— MATERIAL PROVIDED —
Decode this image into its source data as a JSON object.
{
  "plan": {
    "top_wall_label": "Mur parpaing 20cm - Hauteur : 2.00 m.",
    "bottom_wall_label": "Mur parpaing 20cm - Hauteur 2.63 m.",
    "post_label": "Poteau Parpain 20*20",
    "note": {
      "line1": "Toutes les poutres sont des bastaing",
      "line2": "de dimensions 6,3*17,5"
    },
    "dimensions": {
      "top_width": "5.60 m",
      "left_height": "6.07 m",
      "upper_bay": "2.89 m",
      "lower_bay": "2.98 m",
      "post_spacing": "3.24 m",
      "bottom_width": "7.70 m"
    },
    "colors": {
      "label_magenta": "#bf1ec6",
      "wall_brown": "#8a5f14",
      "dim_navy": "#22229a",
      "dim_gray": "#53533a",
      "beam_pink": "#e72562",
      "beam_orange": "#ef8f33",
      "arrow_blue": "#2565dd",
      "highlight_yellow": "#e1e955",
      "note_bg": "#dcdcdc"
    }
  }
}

==

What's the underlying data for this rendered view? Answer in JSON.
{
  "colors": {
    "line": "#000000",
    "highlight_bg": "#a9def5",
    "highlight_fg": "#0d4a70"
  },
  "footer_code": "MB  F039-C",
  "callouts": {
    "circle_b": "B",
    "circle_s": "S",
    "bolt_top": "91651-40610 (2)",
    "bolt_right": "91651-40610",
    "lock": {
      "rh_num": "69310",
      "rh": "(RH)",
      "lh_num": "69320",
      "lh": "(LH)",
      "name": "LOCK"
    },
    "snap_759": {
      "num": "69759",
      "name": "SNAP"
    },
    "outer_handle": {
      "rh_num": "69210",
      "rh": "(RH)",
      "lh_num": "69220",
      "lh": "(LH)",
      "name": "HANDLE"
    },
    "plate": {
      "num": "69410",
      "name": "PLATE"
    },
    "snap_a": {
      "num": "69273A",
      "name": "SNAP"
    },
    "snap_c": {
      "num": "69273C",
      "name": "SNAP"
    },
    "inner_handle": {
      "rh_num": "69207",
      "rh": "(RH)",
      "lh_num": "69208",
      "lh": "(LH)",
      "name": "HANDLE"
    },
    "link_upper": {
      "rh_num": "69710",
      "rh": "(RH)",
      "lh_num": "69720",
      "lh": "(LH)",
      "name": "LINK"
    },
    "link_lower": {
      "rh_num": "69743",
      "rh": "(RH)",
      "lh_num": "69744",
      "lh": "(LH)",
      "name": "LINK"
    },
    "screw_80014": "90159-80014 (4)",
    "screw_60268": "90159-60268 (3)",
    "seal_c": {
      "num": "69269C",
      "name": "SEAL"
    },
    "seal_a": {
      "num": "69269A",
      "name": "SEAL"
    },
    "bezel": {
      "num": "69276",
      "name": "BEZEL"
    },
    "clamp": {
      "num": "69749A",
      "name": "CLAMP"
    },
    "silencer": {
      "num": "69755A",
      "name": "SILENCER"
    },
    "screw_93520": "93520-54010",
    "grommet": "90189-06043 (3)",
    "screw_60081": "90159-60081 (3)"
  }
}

---

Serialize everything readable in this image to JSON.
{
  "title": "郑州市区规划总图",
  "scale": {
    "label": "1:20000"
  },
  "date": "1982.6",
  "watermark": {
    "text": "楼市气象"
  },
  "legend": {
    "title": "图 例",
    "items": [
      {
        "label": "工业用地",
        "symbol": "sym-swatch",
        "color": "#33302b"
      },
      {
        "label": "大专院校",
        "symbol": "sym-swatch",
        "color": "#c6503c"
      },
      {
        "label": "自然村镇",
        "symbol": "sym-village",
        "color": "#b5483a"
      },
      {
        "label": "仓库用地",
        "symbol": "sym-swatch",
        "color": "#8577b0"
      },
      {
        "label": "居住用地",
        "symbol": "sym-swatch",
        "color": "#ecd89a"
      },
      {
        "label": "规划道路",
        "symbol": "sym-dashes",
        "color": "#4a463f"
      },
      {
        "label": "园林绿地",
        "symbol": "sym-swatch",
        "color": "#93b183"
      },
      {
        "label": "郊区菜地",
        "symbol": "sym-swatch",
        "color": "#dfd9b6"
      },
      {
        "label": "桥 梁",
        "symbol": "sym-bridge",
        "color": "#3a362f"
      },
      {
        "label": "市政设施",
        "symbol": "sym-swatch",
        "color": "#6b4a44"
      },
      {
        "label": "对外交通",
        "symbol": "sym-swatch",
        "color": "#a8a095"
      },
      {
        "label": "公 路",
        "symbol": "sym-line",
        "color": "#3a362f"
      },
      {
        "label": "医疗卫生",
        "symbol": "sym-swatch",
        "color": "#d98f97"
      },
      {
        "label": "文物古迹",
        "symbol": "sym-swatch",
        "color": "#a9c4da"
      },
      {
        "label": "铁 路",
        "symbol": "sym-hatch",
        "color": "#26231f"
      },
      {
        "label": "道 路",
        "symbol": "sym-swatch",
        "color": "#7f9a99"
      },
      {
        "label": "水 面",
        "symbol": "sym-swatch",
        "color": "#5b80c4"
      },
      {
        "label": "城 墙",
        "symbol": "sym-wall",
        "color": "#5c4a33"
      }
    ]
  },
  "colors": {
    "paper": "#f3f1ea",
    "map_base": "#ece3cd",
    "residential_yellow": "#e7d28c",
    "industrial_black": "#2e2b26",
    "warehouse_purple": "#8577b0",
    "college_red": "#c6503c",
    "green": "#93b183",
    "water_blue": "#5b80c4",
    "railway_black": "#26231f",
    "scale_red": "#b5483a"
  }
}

— DIRECTION —
Which lines hold the word "dimensions"? Copy every one of them.

— WORKED SOLUTION —
      "line2": "de dimensions 6,3*17,5"
    "dimensions": {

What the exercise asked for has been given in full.